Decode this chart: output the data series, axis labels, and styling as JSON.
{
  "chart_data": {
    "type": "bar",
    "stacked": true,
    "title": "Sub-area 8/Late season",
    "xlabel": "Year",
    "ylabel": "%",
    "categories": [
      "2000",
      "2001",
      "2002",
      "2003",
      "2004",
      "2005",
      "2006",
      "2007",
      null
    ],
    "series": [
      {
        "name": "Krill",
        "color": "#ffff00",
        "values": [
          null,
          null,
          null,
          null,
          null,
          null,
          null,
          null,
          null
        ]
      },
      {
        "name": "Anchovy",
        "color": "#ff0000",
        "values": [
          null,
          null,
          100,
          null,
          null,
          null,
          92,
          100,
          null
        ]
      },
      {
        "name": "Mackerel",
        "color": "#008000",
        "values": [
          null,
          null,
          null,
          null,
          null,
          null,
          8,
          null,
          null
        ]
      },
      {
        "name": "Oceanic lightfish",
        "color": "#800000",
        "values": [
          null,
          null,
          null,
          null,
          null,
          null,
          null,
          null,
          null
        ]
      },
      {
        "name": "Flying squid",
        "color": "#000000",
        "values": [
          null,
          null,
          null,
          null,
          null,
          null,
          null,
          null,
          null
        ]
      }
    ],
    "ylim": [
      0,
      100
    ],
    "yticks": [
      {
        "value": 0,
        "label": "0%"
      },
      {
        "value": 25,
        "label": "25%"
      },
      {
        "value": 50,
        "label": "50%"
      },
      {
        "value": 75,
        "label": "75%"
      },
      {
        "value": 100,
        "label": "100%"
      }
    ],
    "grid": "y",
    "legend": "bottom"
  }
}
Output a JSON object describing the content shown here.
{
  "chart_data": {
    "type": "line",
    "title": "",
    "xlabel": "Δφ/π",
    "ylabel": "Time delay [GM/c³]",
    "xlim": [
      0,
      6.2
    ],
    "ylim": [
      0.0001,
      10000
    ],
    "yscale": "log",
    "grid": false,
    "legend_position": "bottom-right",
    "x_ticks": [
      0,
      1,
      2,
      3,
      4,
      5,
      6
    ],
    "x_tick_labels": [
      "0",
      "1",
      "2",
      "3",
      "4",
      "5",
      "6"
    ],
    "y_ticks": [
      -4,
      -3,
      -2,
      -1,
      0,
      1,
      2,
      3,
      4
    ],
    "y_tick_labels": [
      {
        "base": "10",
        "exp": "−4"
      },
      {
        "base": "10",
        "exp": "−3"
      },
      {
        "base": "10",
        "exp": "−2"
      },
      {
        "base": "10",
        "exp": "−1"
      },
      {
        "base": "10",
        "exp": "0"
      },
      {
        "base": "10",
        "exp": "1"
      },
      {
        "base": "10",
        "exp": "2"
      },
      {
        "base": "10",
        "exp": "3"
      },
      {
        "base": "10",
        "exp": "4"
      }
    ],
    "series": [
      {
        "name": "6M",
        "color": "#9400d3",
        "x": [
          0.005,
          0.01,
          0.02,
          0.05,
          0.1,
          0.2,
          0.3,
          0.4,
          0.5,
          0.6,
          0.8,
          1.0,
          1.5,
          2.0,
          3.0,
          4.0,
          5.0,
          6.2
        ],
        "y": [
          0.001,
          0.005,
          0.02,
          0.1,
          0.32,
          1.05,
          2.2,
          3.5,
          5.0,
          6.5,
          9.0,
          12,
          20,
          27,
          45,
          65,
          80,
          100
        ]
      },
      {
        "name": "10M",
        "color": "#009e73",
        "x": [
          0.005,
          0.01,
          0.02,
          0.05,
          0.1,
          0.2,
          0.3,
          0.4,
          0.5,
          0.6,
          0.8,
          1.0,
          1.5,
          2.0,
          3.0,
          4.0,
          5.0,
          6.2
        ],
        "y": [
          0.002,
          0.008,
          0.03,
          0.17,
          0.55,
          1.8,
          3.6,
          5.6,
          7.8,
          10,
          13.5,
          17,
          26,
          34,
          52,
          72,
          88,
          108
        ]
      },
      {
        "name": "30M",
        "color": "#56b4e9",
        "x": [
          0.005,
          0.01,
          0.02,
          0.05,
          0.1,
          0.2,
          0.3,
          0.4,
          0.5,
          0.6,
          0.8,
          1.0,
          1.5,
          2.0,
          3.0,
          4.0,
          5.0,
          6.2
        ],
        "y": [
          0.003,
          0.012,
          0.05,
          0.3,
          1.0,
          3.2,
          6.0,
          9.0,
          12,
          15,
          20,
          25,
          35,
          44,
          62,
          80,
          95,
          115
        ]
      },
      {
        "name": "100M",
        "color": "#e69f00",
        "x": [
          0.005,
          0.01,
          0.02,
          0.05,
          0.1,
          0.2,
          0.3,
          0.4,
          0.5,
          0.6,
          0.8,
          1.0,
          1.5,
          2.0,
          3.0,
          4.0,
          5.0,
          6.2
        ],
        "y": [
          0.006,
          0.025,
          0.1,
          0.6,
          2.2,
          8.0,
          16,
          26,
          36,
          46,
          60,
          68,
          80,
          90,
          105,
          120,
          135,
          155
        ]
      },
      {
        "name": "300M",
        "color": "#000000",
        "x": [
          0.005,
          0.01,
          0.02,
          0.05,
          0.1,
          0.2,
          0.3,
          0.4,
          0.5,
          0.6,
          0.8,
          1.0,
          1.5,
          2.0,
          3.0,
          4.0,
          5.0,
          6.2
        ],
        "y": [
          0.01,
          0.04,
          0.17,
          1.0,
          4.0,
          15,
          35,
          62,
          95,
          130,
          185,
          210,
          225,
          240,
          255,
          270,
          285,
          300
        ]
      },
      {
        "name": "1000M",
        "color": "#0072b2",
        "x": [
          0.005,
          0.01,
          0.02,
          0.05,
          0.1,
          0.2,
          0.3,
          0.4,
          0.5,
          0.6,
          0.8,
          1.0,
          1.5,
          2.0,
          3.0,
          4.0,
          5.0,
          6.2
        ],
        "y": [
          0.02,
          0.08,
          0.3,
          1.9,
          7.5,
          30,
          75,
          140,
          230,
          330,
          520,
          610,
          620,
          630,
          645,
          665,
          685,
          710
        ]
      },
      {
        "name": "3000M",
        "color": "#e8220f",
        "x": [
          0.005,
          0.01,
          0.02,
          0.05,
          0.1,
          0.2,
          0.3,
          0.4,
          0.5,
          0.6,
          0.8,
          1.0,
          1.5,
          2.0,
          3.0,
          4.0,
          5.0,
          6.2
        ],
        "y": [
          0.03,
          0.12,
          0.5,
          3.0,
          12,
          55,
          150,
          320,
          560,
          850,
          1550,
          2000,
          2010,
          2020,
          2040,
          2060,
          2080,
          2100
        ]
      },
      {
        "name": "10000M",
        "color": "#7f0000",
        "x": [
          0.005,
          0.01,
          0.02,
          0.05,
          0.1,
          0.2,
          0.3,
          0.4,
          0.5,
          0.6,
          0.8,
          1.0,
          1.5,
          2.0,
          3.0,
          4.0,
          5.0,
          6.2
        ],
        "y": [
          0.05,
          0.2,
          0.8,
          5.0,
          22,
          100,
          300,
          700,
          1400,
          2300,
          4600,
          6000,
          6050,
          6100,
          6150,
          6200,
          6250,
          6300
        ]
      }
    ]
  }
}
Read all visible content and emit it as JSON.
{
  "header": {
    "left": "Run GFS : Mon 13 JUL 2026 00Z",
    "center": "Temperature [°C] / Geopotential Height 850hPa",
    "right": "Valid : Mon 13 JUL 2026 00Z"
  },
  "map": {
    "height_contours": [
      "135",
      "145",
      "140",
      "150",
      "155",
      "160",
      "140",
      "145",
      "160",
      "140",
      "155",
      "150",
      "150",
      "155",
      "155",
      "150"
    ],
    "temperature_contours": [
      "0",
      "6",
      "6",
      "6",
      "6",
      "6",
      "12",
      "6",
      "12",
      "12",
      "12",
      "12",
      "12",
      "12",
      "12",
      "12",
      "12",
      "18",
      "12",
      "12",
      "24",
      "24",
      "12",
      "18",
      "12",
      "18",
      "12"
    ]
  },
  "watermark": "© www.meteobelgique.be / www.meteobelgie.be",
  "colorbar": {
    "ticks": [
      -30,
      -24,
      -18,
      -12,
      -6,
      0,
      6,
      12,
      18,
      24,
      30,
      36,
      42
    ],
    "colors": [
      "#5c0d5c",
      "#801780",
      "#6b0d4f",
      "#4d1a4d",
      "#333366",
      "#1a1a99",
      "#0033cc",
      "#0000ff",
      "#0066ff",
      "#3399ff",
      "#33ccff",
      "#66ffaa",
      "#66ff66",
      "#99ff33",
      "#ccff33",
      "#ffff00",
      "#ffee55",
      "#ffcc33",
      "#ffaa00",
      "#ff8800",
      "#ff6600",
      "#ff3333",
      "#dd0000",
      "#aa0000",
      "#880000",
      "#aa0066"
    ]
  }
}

━━━━━━━━━━━━━━━━━━━━

▸ **YOUR GOAL**
For each line above that contains the word "content", copy that line.

▸ **WRITTEN RESPONSE**
Output a JSON object describing the content shown here.
Read all visible content and emit it as JSON.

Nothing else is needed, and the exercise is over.